** START Records provided **

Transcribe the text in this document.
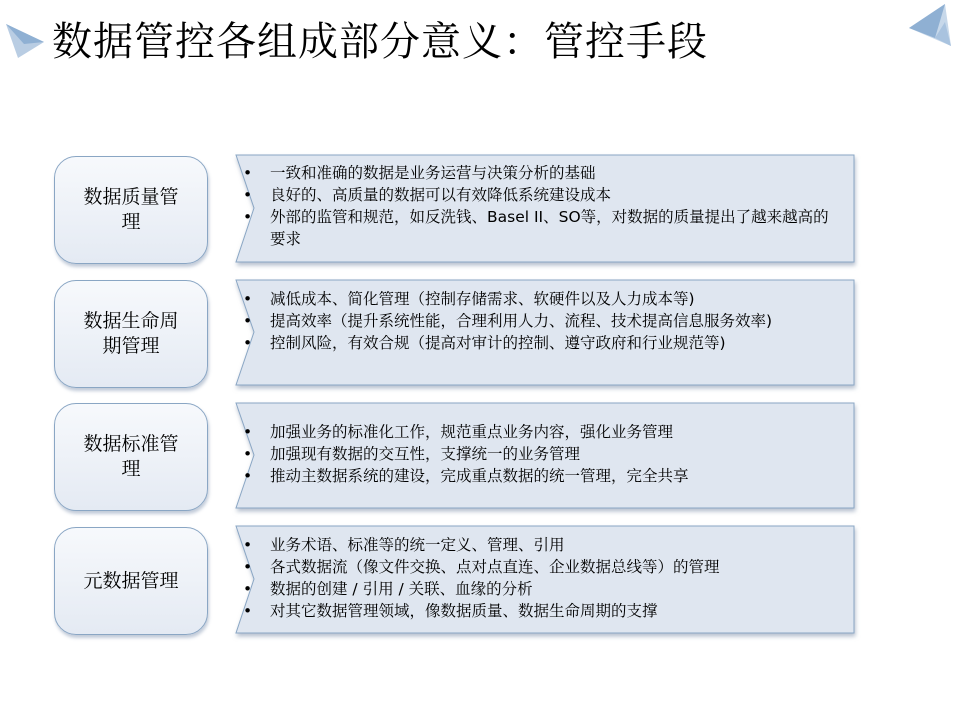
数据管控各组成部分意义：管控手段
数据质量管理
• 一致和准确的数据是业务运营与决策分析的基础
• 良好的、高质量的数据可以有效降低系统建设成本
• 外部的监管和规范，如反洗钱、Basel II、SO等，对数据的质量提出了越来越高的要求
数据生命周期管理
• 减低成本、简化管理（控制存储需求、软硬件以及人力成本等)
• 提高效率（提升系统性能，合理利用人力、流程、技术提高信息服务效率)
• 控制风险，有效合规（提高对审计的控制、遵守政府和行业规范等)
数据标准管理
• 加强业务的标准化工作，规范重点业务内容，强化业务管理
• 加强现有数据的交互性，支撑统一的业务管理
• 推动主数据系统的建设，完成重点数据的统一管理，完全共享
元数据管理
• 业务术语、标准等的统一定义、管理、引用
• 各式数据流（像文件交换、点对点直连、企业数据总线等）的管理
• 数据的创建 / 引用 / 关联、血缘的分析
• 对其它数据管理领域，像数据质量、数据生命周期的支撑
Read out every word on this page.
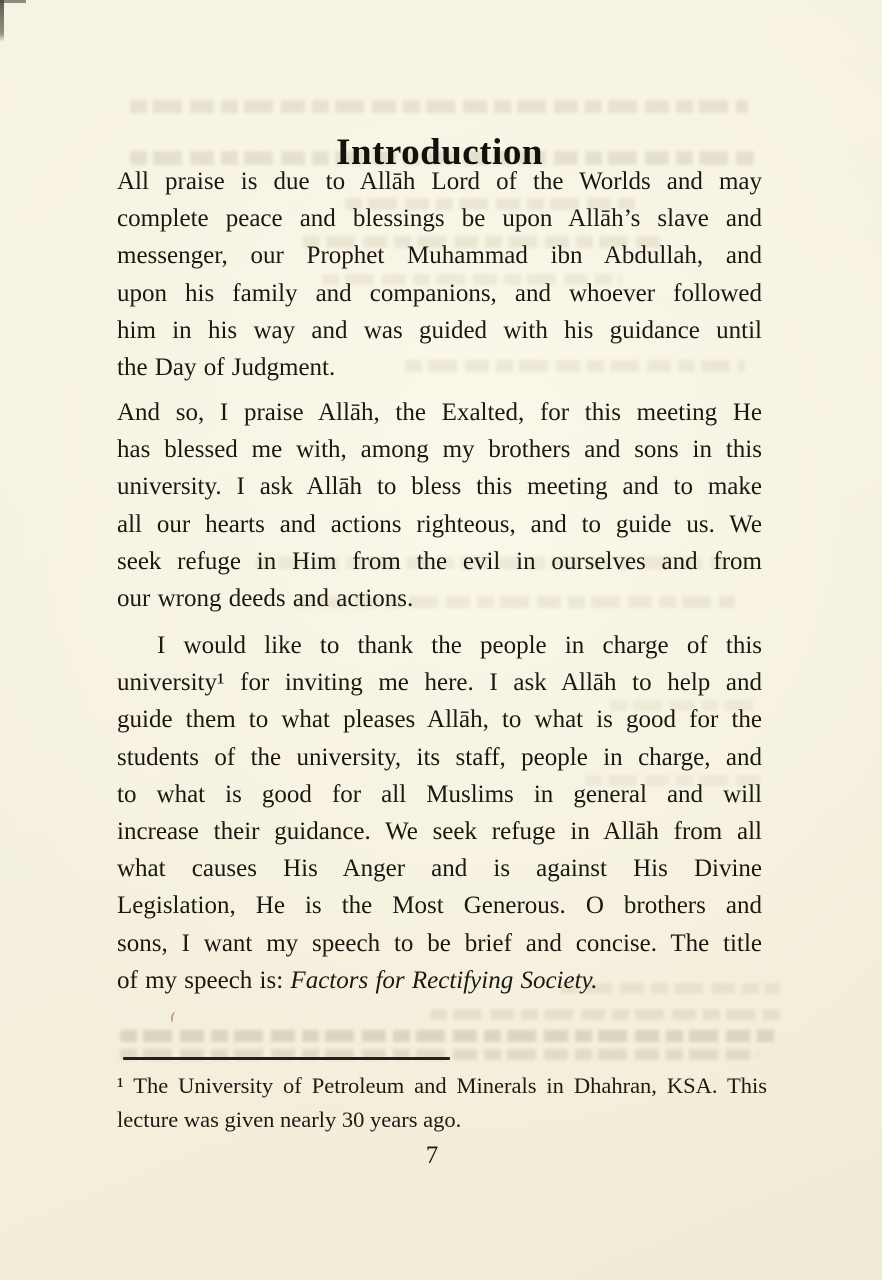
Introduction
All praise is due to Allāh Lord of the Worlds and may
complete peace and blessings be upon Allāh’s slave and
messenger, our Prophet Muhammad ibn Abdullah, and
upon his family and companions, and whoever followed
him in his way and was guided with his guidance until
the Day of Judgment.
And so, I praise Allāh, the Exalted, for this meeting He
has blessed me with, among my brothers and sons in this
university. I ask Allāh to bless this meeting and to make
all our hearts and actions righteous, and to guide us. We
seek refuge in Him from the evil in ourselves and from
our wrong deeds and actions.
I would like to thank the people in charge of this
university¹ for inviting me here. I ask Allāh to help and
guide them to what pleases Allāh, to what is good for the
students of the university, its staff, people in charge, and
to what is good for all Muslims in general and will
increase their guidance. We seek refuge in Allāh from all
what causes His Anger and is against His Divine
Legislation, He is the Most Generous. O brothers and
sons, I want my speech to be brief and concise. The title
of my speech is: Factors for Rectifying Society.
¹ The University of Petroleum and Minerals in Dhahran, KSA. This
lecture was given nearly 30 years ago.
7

** END Records provided **

Look through the records and gather every line containing "Allāh".

- Full response:
All praise is due to Allāh Lord of the Worlds and may
complete peace and blessings be upon Allāh’s slave and
And so, I praise Allāh, the Exalted, for this meeting He
university. I ask Allāh to bless this meeting and to make
university¹ for inviting me here. I ask Allāh to help and
guide them to what pleases Allāh, to what is good for the
increase their guidance. We seek refuge in Allāh from all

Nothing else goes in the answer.